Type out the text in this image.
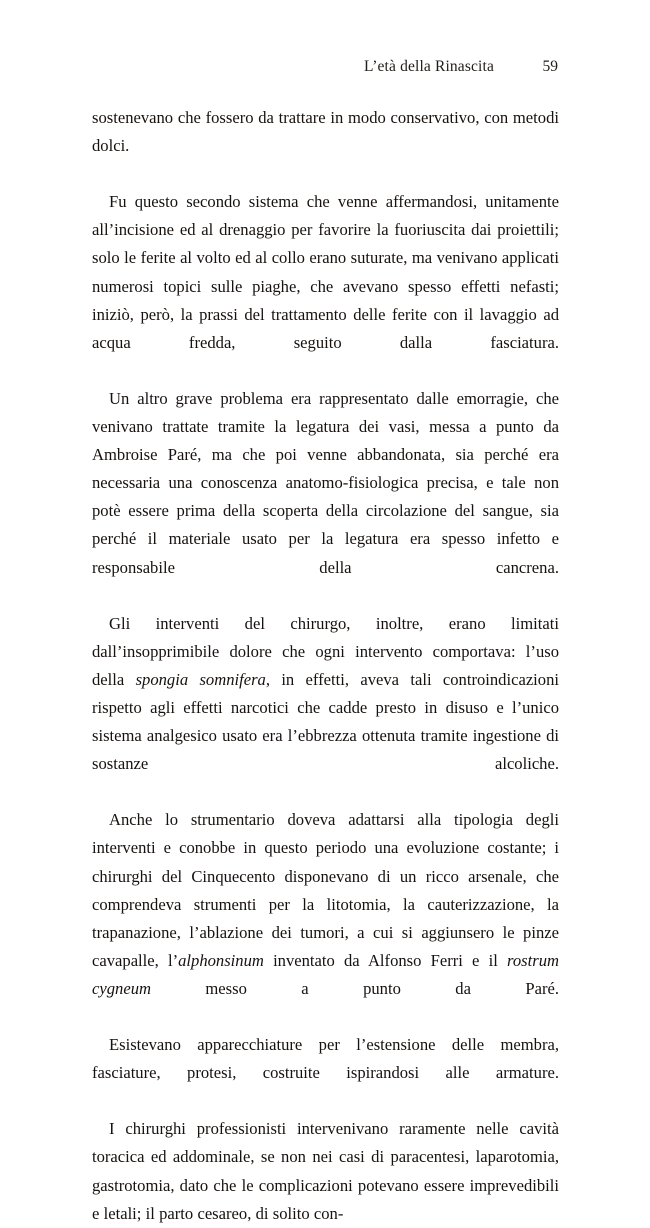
L’età della Rinascita	59

sostenevano che fossero da trattare in modo conservativo, con metodi dolci.

Fu questo secondo sistema che venne affermandosi, unitamente all’incisione ed al drenaggio per favorire la fuoriuscita dai proiettili; solo le ferite al volto ed al collo erano suturate, ma venivano applicati numerosi topici sulle piaghe, che avevano spesso effetti nefasti; iniziò, però, la prassi del trattamento delle ferite con il lavaggio ad acqua fredda, seguito dalla fasciatura.

Un altro grave problema era rappresentato dalle emorragie, che venivano trattate tramite la legatura dei vasi, messa a punto da Ambroise Paré, ma che poi venne abbandonata, sia perché era necessaria una conoscenza anatomo-fisiologica precisa, e tale non potè essere prima della scoperta della circolazione del sangue, sia perché il materiale usato per la legatura era spesso infetto e responsabile della cancrena.

Gli interventi del chirurgo, inoltre, erano limitati dall’insopprimibile dolore che ogni intervento comportava: l’uso della spongia somnifera, in effetti, aveva tali controindicazioni rispetto agli effetti narcotici che cadde presto in disuso e l’unico sistema analgesico usato era l’ebbrezza ottenuta tramite ingestione di sostanze alcoliche.

Anche lo strumentario doveva adattarsi alla tipologia degli interventi e conobbe in questo periodo una evoluzione costante; i chirurghi del Cinquecento disponevano di un ricco arsenale, che comprendeva strumenti per la litotomia, la cauterizzazione, la trapanazione, l’ablazione dei tumori, a cui si aggiunsero le pinze cavapalle, l’alphonsinum inventato da Alfonso Ferri e il rostrum cygneum messo a punto da Paré.

Esistevano apparecchiature per l’estensione delle membra, fasciature, protesi, costruite ispirandosi alle armature.

I chirurghi professionisti intervenivano raramente nelle cavità toracica ed addominale, se non nei casi di paracentesi, laparotomia, gastrotomia, dato che le complicazioni potevano essere imprevedibili e letali; il parto cesareo, di solito con-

----------------

* [Work instruction]:
In the entries above, identify every line with the word "Paré". Copy those lines.

* [Result for this task]:
Un altro grave problema era rappresentato dalle emorragie, che venivano trattate tramite la legatura dei vasi, messa a punto da Ambroise Paré, ma che poi venne abbandonata, sia perché era necessaria una conoscenza anatomo-fisiologica precisa, e tale non potè essere prima della scoperta della circolazione del sangue, sia perché il materiale usato per la legatura era spesso infetto e responsabile della cancrena.
Anche lo strumentario doveva adattarsi alla tipologia degli interventi e conobbe in questo periodo una evoluzione costante; i chirurghi del Cinquecento disponevano di un ricco arsenale, che comprendeva strumenti per la litotomia, la cauterizzazione, la trapanazione, l’ablazione dei tumori, a cui si aggiunsero le pinze cavapalle, l’alphonsinum inventato da Alfonso Ferri e il rostrum cygneum messo a punto da Paré.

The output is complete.